> What you have to do
Find every line in the records below that holds the word "春秋战国时期", and copy it out.

> Data shown

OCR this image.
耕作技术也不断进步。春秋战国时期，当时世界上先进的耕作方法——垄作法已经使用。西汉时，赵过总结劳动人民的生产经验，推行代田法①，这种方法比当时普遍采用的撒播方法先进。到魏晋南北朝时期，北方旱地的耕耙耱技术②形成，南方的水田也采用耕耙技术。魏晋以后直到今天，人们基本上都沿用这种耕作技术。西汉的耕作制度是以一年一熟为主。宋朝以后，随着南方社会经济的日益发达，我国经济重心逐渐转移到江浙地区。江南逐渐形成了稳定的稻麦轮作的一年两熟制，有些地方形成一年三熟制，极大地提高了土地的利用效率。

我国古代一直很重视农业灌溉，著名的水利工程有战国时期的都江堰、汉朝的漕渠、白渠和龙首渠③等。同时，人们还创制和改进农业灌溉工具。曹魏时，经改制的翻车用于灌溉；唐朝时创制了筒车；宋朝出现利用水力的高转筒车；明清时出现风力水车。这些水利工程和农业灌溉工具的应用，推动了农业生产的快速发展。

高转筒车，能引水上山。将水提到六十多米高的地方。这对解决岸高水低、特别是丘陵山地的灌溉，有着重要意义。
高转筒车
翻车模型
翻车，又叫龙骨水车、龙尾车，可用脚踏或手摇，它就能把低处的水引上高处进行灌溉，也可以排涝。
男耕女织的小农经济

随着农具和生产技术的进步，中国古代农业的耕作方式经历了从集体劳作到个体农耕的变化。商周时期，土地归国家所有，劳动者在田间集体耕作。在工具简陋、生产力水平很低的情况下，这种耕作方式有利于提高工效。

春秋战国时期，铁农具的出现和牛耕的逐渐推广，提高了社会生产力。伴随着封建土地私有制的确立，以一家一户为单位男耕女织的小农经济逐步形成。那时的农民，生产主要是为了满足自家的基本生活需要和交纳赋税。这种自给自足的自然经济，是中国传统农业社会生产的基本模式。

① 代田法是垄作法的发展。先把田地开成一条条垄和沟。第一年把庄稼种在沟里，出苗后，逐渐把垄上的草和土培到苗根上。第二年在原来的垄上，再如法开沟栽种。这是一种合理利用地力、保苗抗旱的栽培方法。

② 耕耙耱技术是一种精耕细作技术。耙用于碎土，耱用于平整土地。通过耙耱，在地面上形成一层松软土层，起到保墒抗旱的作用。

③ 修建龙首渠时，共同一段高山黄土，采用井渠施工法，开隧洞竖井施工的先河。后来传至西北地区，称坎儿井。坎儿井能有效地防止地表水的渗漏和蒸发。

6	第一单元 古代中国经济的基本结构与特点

> Answer for this exercise
耕作技术也不断进步。春秋战国时期，当时世界上先进的耕作方法——垄作法已经使用。西汉时，赵过总结劳动人民的生产经验，推行代田法①，这种方法比当时普遍采用的撒播方法先进。到魏晋南北朝时期，北方旱地的耕耙耱技术②形成，南方的水田也采用耕耙技术。魏晋以后直到今天，人们基本上都沿用这种耕作技术。西汉的耕作制度是以一年一熟为主。宋朝以后，随着南方社会经济的日益发达，我国经济重心逐渐转移到江浙地区。江南逐渐形成了稳定的稻麦轮作的一年两熟制，有些地方形成一年三熟制，极大地提高了土地的利用效率。
春秋战国时期，铁农具的出现和牛耕的逐渐推广，提高了社会生产力。伴随着封建土地私有制的确立，以一家一户为单位男耕女织的小农经济逐步形成。那时的农民，生产主要是为了满足自家的基本生活需要和交纳赋税。这种自给自足的自然经济，是中国传统农业社会生产的基本模式。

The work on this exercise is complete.